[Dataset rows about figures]

## Start

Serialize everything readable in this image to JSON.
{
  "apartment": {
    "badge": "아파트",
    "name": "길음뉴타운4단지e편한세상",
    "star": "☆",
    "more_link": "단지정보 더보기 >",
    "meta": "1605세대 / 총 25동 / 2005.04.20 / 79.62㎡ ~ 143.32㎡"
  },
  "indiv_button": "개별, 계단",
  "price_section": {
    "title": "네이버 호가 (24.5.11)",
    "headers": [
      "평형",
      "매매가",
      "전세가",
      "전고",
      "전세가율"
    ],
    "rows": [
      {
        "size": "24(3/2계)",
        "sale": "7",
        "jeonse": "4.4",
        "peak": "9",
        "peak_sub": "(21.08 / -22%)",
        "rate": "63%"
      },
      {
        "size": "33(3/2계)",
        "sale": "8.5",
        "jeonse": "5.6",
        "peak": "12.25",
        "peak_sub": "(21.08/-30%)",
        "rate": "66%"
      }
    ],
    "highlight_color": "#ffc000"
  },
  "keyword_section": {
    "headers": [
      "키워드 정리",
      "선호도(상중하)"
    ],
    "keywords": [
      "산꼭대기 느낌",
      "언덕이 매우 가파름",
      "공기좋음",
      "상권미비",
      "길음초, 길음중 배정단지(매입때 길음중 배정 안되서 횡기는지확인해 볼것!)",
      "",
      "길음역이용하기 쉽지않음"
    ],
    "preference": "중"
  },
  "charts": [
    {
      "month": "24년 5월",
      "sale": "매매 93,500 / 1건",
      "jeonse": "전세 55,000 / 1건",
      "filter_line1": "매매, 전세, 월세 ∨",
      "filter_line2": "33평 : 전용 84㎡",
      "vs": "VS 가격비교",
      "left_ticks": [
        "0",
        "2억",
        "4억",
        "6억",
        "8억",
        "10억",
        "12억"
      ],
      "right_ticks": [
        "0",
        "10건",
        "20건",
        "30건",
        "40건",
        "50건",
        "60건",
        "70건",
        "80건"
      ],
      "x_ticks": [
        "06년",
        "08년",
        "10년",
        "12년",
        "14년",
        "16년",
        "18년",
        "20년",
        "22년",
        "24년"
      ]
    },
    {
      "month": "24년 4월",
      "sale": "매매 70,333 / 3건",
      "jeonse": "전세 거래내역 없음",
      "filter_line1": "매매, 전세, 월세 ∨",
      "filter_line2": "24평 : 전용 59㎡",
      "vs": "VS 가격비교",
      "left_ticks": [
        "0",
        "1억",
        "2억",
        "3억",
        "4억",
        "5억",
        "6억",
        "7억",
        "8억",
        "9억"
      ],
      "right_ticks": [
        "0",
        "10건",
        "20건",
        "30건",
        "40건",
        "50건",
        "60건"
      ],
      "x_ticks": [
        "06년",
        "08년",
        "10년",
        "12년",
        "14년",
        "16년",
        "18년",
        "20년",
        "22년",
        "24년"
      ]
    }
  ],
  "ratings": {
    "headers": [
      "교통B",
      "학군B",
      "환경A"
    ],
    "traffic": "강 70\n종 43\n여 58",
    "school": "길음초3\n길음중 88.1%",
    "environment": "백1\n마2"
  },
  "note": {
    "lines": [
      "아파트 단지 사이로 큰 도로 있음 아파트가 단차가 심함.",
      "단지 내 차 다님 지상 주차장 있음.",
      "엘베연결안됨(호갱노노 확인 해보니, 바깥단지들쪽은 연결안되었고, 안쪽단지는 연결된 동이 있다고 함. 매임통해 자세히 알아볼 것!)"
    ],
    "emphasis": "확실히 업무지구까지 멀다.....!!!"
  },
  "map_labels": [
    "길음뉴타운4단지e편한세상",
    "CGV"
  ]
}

## End

**WHAT YOU SHOULD DO**
From the records given above, copy all lines containing "sale".

**COMPLETED TASK**
        "sale": "7",
        "sale": "8.5",
      "sale": "매매 93,500 / 1건",
      "sale": "매매 70,333 / 3건",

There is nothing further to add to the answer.